[Dataset items]
━━━

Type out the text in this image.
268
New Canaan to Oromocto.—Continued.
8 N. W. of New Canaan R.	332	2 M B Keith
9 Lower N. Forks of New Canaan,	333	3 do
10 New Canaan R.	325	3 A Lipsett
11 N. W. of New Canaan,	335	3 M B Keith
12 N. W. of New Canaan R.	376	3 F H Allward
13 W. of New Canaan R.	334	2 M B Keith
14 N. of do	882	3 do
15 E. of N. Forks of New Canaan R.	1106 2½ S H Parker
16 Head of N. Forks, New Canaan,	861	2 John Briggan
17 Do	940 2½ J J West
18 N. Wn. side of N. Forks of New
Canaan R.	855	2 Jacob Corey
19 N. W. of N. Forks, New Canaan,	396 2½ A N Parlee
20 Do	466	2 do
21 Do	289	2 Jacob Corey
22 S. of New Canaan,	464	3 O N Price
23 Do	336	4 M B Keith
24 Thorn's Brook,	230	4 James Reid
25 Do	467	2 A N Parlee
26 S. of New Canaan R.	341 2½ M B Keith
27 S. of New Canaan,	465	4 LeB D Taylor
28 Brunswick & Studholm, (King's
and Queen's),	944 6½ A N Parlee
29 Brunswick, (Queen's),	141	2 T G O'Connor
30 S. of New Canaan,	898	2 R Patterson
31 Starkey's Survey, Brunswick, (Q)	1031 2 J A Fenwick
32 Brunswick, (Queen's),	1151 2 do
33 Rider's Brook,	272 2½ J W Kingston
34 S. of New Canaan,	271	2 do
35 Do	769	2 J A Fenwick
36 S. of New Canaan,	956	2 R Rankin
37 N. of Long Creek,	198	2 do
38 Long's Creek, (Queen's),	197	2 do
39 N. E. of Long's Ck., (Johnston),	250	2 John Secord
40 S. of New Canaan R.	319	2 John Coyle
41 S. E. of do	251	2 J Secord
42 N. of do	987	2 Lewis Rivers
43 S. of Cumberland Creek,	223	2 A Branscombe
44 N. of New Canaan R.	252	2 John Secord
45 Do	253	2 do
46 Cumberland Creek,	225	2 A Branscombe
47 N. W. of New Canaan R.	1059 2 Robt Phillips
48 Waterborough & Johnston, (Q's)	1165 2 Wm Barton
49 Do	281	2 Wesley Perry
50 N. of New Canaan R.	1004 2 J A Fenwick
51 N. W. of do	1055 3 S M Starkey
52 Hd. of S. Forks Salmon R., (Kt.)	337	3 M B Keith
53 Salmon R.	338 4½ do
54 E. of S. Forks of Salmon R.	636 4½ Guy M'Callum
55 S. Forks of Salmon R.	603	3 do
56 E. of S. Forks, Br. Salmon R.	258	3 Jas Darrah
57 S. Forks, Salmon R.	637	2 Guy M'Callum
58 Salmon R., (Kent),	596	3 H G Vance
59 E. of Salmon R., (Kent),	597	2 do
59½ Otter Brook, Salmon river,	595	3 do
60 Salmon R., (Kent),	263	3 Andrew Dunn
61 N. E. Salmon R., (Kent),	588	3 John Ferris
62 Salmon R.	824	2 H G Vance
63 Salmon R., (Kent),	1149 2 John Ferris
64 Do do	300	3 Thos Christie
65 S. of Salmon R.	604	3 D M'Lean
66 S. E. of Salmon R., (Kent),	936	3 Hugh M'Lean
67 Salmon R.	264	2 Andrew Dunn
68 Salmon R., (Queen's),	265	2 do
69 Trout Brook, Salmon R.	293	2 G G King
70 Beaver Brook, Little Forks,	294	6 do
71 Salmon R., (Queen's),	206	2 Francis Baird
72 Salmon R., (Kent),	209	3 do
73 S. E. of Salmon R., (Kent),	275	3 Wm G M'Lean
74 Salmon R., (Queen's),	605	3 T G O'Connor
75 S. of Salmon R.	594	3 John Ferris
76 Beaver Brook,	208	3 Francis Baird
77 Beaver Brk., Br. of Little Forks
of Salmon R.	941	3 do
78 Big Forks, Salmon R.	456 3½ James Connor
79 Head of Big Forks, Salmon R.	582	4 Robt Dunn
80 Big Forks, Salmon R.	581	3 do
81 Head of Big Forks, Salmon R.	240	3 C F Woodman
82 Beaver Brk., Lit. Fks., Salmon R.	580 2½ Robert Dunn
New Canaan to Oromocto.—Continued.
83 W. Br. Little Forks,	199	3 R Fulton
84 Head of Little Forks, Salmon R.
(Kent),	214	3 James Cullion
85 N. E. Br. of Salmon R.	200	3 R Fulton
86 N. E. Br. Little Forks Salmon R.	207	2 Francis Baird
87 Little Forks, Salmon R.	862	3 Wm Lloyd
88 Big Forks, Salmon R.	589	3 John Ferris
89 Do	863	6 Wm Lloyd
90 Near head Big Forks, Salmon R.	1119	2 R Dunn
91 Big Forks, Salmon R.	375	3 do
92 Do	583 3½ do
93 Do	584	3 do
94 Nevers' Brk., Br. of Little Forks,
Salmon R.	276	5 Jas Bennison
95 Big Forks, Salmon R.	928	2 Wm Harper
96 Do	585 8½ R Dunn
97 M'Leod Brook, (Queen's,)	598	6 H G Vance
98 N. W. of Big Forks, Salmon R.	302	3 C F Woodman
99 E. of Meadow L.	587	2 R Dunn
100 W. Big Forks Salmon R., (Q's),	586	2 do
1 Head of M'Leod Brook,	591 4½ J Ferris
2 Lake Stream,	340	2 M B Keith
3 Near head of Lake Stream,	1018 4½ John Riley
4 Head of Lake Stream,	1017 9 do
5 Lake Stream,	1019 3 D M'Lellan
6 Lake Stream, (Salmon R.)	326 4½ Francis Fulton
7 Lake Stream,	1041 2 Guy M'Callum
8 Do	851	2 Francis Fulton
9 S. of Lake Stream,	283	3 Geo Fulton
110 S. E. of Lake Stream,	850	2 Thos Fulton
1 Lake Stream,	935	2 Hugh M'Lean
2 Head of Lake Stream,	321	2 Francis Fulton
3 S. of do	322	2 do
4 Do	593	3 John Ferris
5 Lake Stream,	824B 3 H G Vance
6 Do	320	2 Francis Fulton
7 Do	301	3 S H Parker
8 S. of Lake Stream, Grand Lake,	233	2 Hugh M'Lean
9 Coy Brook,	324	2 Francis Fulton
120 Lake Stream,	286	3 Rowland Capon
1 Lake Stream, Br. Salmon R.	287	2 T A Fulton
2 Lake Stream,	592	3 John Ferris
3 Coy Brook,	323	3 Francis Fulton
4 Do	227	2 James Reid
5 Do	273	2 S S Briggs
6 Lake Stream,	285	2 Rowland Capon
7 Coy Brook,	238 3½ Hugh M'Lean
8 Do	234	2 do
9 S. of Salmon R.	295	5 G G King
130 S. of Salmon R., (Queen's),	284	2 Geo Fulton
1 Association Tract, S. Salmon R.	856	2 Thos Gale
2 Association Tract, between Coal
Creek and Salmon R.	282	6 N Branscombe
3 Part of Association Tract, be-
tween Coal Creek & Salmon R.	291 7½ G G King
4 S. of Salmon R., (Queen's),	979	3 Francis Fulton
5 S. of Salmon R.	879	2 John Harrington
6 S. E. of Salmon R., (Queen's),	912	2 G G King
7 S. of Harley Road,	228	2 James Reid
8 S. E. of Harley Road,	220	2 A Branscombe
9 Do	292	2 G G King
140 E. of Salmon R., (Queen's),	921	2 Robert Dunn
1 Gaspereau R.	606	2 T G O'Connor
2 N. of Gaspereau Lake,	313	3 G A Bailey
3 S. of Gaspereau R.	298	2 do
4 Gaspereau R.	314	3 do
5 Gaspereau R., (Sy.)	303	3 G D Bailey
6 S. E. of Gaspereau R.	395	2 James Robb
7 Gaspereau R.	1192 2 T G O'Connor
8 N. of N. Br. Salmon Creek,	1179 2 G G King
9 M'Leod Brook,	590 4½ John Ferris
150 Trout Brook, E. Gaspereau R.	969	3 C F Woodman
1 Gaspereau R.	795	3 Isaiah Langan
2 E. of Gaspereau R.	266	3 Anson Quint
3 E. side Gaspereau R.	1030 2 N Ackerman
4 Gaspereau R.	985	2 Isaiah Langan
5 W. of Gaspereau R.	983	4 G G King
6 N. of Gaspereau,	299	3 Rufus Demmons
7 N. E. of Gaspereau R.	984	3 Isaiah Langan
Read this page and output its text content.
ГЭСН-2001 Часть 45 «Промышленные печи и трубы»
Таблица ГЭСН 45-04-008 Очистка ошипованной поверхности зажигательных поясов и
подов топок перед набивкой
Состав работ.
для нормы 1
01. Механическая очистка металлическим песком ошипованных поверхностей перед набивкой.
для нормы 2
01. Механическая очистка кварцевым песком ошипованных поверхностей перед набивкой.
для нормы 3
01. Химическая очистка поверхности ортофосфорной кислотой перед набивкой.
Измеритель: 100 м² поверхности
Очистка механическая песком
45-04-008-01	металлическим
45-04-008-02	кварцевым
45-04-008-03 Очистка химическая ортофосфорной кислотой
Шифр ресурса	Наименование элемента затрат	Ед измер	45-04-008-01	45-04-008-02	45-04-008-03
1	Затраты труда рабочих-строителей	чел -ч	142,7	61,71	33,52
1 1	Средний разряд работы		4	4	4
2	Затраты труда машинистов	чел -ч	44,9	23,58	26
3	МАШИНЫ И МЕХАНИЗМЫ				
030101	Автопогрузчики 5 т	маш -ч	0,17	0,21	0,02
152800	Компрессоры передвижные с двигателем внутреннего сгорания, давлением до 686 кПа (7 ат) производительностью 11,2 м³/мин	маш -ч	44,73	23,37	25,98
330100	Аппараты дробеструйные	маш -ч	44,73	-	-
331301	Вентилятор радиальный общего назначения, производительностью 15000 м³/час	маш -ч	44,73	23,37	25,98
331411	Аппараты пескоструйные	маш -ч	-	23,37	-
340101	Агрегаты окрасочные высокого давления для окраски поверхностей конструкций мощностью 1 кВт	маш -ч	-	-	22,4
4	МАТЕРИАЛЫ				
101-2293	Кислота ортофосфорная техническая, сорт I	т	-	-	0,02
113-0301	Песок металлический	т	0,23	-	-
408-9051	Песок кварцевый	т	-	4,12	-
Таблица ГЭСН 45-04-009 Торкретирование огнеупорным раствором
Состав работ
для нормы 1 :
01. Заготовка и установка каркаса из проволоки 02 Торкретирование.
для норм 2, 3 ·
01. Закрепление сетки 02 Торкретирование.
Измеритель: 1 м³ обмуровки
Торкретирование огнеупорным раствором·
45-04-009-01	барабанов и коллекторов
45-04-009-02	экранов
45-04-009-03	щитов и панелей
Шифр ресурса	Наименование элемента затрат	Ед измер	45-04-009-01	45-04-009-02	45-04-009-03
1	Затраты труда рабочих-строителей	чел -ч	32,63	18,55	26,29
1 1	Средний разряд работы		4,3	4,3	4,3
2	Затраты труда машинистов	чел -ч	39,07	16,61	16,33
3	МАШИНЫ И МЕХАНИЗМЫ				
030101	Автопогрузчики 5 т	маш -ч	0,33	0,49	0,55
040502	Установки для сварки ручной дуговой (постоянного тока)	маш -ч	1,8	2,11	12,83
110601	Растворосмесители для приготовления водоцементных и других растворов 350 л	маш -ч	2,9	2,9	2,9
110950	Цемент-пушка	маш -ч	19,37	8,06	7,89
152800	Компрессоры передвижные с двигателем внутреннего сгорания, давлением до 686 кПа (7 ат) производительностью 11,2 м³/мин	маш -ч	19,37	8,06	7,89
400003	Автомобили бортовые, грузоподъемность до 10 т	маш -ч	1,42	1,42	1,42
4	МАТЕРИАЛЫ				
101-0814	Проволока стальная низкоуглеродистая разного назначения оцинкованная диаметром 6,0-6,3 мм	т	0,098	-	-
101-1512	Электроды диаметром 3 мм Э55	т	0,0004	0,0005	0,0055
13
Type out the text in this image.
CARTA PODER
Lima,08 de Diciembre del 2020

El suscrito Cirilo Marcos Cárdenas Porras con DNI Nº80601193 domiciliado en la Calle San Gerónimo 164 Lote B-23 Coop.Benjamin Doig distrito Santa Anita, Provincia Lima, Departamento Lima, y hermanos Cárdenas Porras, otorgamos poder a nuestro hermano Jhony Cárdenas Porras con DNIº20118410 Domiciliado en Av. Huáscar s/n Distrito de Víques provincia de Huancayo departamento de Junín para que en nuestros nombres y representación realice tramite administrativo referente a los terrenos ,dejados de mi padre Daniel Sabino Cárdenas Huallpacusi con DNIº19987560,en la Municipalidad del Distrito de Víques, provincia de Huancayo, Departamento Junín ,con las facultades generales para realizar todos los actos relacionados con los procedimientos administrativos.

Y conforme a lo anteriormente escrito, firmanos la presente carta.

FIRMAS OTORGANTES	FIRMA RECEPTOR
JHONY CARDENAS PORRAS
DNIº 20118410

━━━

> Problem to work on
Look through the lines above and collect those with the word "двигателем".

> Response to this task
152800	Компрессоры передвижные с двигателем внутреннего сгорания, давлением до 686 кПа (7 ат) производительностью 11,2 м³/мин	маш -ч	44,73	23,37	25,98
152800	Компрессоры передвижные с двигателем внутреннего сгорания, давлением до 686 кПа (7 ат) производительностью 11,2 м³/мин	маш -ч	19,37	8,06	7,89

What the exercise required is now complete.